(Stored entries)
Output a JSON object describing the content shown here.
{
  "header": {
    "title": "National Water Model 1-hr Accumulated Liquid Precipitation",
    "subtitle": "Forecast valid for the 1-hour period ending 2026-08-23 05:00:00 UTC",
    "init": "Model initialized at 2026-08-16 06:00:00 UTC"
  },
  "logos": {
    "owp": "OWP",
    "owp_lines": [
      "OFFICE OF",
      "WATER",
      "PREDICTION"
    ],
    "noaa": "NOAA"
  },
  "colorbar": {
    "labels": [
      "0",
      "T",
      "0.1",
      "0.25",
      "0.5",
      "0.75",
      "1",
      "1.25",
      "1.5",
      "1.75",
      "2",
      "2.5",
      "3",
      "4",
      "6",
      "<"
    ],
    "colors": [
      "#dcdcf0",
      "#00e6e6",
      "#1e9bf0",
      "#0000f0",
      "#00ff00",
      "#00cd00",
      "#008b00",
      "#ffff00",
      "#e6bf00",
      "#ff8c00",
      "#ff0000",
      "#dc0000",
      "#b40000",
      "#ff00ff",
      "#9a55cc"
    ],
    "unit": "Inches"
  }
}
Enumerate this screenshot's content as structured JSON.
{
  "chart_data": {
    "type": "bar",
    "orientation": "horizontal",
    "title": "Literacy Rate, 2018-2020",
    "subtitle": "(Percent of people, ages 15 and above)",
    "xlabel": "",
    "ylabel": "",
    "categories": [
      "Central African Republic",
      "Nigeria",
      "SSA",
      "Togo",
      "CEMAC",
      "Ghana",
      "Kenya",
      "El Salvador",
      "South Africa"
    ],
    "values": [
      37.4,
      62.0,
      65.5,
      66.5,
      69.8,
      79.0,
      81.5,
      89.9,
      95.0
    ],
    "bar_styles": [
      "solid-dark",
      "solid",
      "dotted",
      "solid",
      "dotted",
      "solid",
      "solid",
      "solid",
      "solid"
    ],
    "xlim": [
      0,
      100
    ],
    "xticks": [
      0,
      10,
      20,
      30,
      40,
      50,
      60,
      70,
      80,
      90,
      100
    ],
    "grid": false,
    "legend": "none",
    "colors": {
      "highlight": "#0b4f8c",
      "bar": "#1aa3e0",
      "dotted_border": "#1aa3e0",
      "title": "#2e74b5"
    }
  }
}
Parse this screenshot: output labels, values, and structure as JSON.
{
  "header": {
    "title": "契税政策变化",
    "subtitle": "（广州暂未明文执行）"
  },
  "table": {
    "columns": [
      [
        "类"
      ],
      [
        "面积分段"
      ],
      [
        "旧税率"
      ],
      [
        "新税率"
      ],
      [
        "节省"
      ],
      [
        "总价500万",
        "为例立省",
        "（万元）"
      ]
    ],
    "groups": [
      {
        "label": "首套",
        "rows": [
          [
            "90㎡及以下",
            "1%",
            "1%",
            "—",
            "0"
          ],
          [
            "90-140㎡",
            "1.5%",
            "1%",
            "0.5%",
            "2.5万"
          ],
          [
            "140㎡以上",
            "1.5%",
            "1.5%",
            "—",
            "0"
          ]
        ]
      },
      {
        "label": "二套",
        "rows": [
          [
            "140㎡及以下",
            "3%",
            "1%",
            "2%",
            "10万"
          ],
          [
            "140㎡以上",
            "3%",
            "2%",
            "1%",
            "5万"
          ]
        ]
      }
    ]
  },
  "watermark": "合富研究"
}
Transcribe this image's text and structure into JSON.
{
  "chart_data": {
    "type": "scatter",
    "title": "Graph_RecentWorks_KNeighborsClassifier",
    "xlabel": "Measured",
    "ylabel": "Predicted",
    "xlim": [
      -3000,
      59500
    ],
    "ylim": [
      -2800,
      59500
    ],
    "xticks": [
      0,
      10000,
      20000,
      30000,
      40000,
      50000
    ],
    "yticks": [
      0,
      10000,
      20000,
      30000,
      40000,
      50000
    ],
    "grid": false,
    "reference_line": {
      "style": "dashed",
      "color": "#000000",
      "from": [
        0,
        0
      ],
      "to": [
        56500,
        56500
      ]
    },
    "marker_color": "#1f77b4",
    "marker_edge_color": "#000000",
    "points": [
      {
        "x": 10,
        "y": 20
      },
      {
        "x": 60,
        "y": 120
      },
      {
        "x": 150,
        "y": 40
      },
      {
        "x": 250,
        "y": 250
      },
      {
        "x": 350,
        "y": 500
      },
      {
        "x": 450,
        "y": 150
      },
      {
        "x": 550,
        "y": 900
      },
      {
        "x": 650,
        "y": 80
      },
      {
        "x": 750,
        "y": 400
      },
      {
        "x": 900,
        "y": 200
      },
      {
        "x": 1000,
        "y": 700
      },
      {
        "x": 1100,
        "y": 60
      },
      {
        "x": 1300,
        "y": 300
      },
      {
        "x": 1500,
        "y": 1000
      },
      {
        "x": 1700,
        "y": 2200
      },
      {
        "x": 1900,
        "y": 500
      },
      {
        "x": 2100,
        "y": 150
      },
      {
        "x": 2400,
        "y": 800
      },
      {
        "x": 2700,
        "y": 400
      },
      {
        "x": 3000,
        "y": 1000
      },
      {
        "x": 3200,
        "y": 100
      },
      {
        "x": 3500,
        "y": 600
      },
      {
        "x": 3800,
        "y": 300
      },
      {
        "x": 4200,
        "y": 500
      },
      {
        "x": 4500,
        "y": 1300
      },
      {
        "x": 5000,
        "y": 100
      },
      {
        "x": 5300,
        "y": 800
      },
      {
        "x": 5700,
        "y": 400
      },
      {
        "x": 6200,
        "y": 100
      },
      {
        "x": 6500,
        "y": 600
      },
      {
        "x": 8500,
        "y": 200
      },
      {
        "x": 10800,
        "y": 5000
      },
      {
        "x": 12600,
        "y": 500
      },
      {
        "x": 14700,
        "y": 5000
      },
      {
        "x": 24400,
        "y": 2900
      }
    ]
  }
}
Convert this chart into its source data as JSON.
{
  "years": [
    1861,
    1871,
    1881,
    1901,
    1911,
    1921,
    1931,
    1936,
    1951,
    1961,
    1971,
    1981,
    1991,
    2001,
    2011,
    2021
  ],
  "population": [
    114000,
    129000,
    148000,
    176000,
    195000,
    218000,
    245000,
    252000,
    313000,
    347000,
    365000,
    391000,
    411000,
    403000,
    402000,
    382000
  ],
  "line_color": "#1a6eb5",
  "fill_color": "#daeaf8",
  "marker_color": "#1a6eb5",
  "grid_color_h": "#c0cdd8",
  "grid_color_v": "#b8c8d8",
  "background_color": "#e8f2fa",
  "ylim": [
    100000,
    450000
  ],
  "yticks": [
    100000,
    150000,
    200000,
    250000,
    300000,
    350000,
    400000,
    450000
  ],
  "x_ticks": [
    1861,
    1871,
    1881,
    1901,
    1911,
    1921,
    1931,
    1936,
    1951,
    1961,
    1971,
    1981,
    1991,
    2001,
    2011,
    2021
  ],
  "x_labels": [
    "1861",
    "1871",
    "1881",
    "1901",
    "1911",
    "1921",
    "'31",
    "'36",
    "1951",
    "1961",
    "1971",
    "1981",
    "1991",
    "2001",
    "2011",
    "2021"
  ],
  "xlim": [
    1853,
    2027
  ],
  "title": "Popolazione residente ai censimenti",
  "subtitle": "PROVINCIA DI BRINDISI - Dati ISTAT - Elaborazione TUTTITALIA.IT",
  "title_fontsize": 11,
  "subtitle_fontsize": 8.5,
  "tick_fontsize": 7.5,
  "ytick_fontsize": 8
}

== Problem description ==
Nothing should be left out: return all of the records exactly.

== Final answer ==
Output a JSON object describing the content shown here.
{
  "header": {
    "title": "National Water Model 1-hr Accumulated Liquid Precipitation",
    "subtitle": "Forecast valid for the 1-hour period ending 2026-08-23 05:00:00 UTC",
    "init": "Model initialized at 2026-08-16 06:00:00 UTC"
  },
  "logos": {
    "owp": "OWP",
    "owp_lines": [
      "OFFICE OF",
      "WATER",
      "PREDICTION"
    ],
    "noaa": "NOAA"
  },
  "colorbar": {
    "labels": [
      "0",
      "T",
      "0.1",
      "0.25",
      "0.5",
      "0.75",
      "1",
      "1.25",
      "1.5",
      "1.75",
      "2",
      "2.5",
      "3",
      "4",
      "6",
      "<"
    ],
    "colors": [
      "#dcdcf0",
      "#00e6e6",
      "#1e9bf0",
      "#0000f0",
      "#00ff00",
      "#00cd00",
      "#008b00",
      "#ffff00",
      "#e6bf00",
      "#ff8c00",
      "#ff0000",
      "#dc0000",
      "#b40000",
      "#ff00ff",
      "#9a55cc"
    ],
    "unit": "Inches"
  }
}
Enumerate this screenshot's content as structured JSON.
{
  "chart_data": {
    "type": "bar",
    "orientation": "horizontal",
    "title": "Literacy Rate, 2018-2020",
    "subtitle": "(Percent of people, ages 15 and above)",
    "xlabel": "",
    "ylabel": "",
    "categories": [
      "Central African Republic",
      "Nigeria",
      "SSA",
      "Togo",
      "CEMAC",
      "Ghana",
      "Kenya",
      "El Salvador",
      "South Africa"
    ],
    "values": [
      37.4,
      62.0,
      65.5,
      66.5,
      69.8,
      79.0,
      81.5,
      89.9,
      95.0
    ],
    "bar_styles": [
      "solid-dark",
      "solid",
      "dotted",
      "solid",
      "dotted",
      "solid",
      "solid",
      "solid",
      "solid"
    ],
    "xlim": [
      0,
      100
    ],
    "xticks": [
      0,
      10,
      20,
      30,
      40,
      50,
      60,
      70,
      80,
      90,
      100
    ],
    "grid": false,
    "legend": "none",
    "colors": {
      "highlight": "#0b4f8c",
      "bar": "#1aa3e0",
      "dotted_border": "#1aa3e0",
      "title": "#2e74b5"
    }
  }
}
Parse this screenshot: output labels, values, and structure as JSON.
{
  "header": {
    "title": "契税政策变化",
    "subtitle": "（广州暂未明文执行）"
  },
  "table": {
    "columns": [
      [
        "类"
      ],
      [
        "面积分段"
      ],
      [
        "旧税率"
      ],
      [
        "新税率"
      ],
      [
        "节省"
      ],
      [
        "总价500万",
        "为例立省",
        "（万元）"
      ]
    ],
    "groups": [
      {
        "label": "首套",
        "rows": [
          [
            "90㎡及以下",
            "1%",
            "1%",
            "—",
            "0"
          ],
          [
            "90-140㎡",
            "1.5%",
            "1%",
            "0.5%",
            "2.5万"
          ],
          [
            "140㎡以上",
            "1.5%",
            "1.5%",
            "—",
            "0"
          ]
        ]
      },
      {
        "label": "二套",
        "rows": [
          [
            "140㎡及以下",
            "3%",
            "1%",
            "2%",
            "10万"
          ],
          [
            "140㎡以上",
            "3%",
            "2%",
            "1%",
            "5万"
          ]
        ]
      }
    ]
  },
  "watermark": "合富研究"
}
Transcribe this image's text and structure into JSON.
{
  "chart_data": {
    "type": "scatter",
    "title": "Graph_RecentWorks_KNeighborsClassifier",
    "xlabel": "Measured",
    "ylabel": "Predicted",
    "xlim": [
      -3000,
      59500
    ],
    "ylim": [
      -2800,
      59500
    ],
    "xticks": [
      0,
      10000,
      20000,
      30000,
      40000,
      50000
    ],
    "yticks": [
      0,
      10000,
      20000,
      30000,
      40000,
      50000
    ],
    "grid": false,
    "reference_line": {
      "style": "dashed",
      "color": "#000000",
      "from": [
        0,
        0
      ],
      "to": [
        56500,
        56500
      ]
    },
    "marker_color": "#1f77b4",
    "marker_edge_color": "#000000",
    "points": [
      {
        "x": 10,
        "y": 20
      },
      {
        "x": 60,
        "y": 120
      },
      {
        "x": 150,
        "y": 40
      },
      {
        "x": 250,
        "y": 250
      },
      {
        "x": 350,
        "y": 500
      },
      {
        "x": 450,
        "y": 150
      },
      {
        "x": 550,
        "y": 900
      },
      {
        "x": 650,
        "y": 80
      },
      {
        "x": 750,
        "y": 400
      },
      {
        "x": 900,
        "y": 200
      },
      {
        "x": 1000,
        "y": 700
      },
      {
        "x": 1100,
        "y": 60
      },
      {
        "x": 1300,
        "y": 300
      },
      {
        "x": 1500,
        "y": 1000
      },
      {
        "x": 1700,
        "y": 2200
      },
      {
        "x": 1900,
        "y": 500
      },
      {
        "x": 2100,
        "y": 150
      },
      {
        "x": 2400,
        "y": 800
      },
      {
        "x": 2700,
        "y": 400
      },
      {
        "x": 3000,
        "y": 1000
      },
      {
        "x": 3200,
        "y": 100
      },
      {
        "x": 3500,
        "y": 600
      },
      {
        "x": 3800,
        "y": 300
      },
      {
        "x": 4200,
        "y": 500
      },
      {
        "x": 4500,
        "y": 1300
      },
      {
        "x": 5000,
        "y": 100
      },
      {
        "x": 5300,
        "y": 800
      },
      {
        "x": 5700,
        "y": 400
      },
      {
        "x": 6200,
        "y": 100
      },
      {
        "x": 6500,
        "y": 600
      },
      {
        "x": 8500,
        "y": 200
      },
      {
        "x": 10800,
        "y": 5000
      },
      {
        "x": 12600,
        "y": 500
      },
      {
        "x": 14700,
        "y": 5000
      },
      {
        "x": 24400,
        "y": 2900
      }
    ]
  }
}
Convert this chart into its source data as JSON.
{
  "years": [
    1861,
    1871,
    1881,
    1901,
    1911,
    1921,
    1931,
    1936,
    1951,
    1961,
    1971,
    1981,
    1991,
    2001,
    2011,
    2021
  ],
  "population": [
    114000,
    129000,
    148000,
    176000,
    195000,
    218000,
    245000,
    252000,
    313000,
    347000,
    365000,
    391000,
    411000,
    403000,
    402000,
    382000
  ],
  "line_color": "#1a6eb5",
  "fill_color": "#daeaf8",
  "marker_color": "#1a6eb5",
  "grid_color_h": "#c0cdd8",
  "grid_color_v": "#b8c8d8",
  "background_color": "#e8f2fa",
  "ylim": [
    100000,
    450000
  ],
  "yticks": [
    100000,
    150000,
    200000,
    250000,
    300000,
    350000,
    400000,
    450000
  ],
  "x_ticks": [
    1861,
    1871,
    1881,
    1901,
    1911,
    1921,
    1931,
    1936,
    1951,
    1961,
    1971,
    1981,
    1991,
    2001,
    2011,
    2021
  ],
  "x_labels": [
    "1861",
    "1871",
    "1881",
    "1901",
    "1911",
    "1921",
    "'31",
    "'36",
    "1951",
    "1961",
    "1971",
    "1981",
    "1991",
    "2001",
    "2011",
    "2021"
  ],
  "xlim": [
    1853,
    2027
  ],
  "title": "Popolazione residente ai censimenti",
  "subtitle": "PROVINCIA DI BRINDISI - Dati ISTAT - Elaborazione TUTTITALIA.IT",
  "title_fontsize": 11,
  "subtitle_fontsize": 8.5,
  "tick_fontsize": 7.5,
  "ytick_fontsize": 8
}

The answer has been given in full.